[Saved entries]
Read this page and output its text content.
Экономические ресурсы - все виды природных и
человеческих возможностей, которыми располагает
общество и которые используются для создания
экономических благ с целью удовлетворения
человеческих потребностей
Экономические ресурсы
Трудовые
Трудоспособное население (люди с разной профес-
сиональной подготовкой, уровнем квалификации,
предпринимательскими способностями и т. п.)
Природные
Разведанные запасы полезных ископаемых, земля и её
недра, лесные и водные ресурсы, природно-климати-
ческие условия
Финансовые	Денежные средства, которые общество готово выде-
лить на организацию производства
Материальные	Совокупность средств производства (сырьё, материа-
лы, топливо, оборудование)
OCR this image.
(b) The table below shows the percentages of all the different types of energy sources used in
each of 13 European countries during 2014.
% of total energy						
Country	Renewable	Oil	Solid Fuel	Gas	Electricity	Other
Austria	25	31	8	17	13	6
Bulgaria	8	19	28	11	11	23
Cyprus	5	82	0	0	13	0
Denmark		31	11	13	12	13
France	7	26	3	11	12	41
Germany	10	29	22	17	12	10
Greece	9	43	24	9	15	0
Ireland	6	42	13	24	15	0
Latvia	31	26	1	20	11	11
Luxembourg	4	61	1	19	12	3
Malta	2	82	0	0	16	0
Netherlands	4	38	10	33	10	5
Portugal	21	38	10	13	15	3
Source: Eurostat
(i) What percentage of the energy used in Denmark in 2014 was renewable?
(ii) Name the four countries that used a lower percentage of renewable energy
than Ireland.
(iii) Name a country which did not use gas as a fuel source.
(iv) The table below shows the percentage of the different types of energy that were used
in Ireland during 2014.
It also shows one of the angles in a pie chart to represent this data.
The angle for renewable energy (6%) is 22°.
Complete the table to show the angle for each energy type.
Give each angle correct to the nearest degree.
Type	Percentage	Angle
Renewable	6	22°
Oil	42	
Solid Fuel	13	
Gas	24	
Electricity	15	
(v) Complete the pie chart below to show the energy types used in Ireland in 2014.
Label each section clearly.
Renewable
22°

| Problem details |
Copy out every line of the data above, exactly as given.

| Result below |
Read this page and output its text content.
Экономические ресурсы - все виды природных и
человеческих возможностей, которыми располагает
общество и которые используются для создания
экономических благ с целью удовлетворения
человеческих потребностей
Экономические ресурсы
Трудовые
Трудоспособное население (люди с разной профес-
сиональной подготовкой, уровнем квалификации,
предпринимательскими способностями и т. п.)
Природные
Разведанные запасы полезных ископаемых, земля и её
недра, лесные и водные ресурсы, природно-климати-
ческие условия
Финансовые	Денежные средства, которые общество готово выде-
лить на организацию производства
Материальные	Совокупность средств производства (сырьё, материа-
лы, топливо, оборудование)
OCR this image.
(b) The table below shows the percentages of all the different types of energy sources used in
each of 13 European countries during 2014.
% of total energy						
Country	Renewable	Oil	Solid Fuel	Gas	Electricity	Other
Austria	25	31	8	17	13	6
Bulgaria	8	19	28	11	11	23
Cyprus	5	82	0	0	13	0
Denmark		31	11	13	12	13
France	7	26	3	11	12	41
Germany	10	29	22	17	12	10
Greece	9	43	24	9	15	0
Ireland	6	42	13	24	15	0
Latvia	31	26	1	20	11	11
Luxembourg	4	61	1	19	12	3
Malta	2	82	0	0	16	0
Netherlands	4	38	10	33	10	5
Portugal	21	38	10	13	15	3
Source: Eurostat
(i) What percentage of the energy used in Denmark in 2014 was renewable?
(ii) Name the four countries that used a lower percentage of renewable energy
than Ireland.
(iii) Name a country which did not use gas as a fuel source.
(iv) The table below shows the percentage of the different types of energy that were used
in Ireland during 2014.
It also shows one of the angles in a pie chart to represent this data.
The angle for renewable energy (6%) is 22°.
Complete the table to show the angle for each energy type.
Give each angle correct to the nearest degree.
Type	Percentage	Angle
Renewable	6	22°
Oil	42	
Solid Fuel	13	
Gas	24	
Electricity	15	
(v) Complete the pie chart below to show the energy types used in Ireland in 2014.
Label each section clearly.
Renewable
22°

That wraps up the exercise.